- Exercise aim
Select and reproduce each line of the listing below that bears the string "subtitle".

- Dataset records

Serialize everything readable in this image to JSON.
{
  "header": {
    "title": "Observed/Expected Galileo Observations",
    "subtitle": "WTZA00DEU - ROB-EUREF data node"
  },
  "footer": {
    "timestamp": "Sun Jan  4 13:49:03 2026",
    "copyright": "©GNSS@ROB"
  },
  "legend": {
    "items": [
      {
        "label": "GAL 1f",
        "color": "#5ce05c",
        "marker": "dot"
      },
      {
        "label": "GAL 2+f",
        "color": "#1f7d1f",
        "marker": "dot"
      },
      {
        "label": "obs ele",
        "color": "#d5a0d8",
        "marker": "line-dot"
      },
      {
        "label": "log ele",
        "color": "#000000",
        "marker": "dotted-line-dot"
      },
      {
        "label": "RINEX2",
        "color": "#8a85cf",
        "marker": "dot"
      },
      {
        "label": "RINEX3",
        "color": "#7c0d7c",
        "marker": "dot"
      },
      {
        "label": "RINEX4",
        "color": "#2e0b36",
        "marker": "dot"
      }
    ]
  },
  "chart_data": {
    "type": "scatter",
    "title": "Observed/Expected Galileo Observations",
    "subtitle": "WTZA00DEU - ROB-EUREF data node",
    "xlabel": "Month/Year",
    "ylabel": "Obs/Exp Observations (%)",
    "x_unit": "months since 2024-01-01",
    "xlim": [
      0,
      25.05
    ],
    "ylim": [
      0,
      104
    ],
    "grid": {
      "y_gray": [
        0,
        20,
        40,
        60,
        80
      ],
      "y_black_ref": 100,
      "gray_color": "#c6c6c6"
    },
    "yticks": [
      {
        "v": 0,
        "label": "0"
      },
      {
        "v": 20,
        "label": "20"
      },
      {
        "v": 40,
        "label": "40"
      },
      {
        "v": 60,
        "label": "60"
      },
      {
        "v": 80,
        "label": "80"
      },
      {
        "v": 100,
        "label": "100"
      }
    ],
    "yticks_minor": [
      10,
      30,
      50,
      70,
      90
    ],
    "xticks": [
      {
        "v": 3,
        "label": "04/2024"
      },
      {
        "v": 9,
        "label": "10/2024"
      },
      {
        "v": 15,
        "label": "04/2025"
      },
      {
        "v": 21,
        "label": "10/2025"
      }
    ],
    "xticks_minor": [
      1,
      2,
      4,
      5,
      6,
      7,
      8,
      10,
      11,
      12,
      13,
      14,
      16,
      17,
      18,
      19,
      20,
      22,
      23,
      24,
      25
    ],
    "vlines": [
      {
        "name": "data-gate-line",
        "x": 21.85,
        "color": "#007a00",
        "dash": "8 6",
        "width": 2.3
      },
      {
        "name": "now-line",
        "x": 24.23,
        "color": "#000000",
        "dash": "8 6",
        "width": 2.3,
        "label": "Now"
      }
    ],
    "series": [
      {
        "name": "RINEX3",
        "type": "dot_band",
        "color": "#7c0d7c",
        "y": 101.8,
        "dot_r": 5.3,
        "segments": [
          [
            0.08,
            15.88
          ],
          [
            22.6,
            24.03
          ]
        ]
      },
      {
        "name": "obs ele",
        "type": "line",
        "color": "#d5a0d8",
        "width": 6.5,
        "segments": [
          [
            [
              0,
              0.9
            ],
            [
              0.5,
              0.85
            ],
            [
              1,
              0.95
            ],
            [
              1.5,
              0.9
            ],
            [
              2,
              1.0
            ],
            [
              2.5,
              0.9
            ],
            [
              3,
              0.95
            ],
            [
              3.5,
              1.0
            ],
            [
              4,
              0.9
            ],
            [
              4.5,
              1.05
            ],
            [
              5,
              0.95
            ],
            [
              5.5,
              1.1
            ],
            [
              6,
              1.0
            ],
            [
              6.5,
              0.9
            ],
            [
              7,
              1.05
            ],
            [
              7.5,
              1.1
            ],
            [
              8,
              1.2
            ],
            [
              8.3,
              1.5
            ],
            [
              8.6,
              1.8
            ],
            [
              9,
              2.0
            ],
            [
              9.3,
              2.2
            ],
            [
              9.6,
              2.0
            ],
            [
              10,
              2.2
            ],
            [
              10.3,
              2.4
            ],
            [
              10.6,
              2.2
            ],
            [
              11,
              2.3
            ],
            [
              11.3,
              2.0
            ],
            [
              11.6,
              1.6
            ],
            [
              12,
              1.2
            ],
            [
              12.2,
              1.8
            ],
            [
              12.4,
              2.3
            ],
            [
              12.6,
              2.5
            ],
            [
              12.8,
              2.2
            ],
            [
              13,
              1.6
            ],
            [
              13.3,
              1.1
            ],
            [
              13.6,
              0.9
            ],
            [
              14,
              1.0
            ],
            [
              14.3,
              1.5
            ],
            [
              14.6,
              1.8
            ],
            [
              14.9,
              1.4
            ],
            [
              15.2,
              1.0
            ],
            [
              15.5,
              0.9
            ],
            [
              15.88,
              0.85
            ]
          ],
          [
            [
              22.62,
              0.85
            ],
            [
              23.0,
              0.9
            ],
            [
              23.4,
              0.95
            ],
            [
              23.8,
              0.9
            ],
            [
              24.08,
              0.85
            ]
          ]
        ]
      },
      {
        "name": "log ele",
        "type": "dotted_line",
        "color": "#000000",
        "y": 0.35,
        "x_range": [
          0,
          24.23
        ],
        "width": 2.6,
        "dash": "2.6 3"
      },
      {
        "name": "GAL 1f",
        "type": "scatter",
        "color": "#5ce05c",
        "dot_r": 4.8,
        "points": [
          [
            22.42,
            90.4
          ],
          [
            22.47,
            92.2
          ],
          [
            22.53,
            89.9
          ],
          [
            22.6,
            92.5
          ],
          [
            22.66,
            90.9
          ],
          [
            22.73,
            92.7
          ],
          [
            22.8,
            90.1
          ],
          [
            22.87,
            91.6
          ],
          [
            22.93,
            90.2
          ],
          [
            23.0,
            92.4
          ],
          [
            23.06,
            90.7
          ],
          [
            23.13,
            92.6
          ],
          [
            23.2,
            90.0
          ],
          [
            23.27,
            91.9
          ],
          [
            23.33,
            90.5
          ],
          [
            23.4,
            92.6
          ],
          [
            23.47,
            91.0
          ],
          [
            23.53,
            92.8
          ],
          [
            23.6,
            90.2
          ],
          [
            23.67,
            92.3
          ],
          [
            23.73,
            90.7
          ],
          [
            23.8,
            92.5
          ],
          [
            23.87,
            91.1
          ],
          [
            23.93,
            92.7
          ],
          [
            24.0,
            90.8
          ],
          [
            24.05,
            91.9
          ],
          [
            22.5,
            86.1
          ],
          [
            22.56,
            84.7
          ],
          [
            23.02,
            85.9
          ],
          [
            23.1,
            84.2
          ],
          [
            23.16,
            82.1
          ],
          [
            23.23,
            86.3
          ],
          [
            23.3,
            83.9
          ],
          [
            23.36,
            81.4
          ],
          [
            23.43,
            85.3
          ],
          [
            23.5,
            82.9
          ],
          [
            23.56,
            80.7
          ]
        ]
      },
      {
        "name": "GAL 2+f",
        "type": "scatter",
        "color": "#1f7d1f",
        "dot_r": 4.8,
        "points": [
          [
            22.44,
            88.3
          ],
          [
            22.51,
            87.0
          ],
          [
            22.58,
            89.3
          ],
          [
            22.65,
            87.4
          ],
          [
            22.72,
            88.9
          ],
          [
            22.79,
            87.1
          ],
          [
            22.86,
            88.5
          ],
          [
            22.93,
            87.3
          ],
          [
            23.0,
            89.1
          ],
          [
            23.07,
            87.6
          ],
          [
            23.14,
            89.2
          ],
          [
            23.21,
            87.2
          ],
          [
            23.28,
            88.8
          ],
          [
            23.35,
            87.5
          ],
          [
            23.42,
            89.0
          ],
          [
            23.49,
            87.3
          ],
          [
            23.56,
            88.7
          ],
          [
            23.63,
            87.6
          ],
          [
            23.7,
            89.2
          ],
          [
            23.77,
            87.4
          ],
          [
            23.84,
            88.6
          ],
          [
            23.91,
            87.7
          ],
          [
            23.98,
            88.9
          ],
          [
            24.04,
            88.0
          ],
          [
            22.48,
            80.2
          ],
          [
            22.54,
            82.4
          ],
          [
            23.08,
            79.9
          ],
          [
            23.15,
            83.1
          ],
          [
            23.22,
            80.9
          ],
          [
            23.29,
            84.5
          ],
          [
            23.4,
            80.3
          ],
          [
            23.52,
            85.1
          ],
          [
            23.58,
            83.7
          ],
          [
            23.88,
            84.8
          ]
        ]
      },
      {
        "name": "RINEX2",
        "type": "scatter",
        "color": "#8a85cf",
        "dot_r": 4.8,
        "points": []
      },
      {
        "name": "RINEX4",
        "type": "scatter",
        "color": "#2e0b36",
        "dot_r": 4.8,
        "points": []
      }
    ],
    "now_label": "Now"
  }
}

- Exercise response
    "subtitle": "WTZA00DEU - ROB-EUREF data node"
    "subtitle": "WTZA00DEU - ROB-EUREF data node",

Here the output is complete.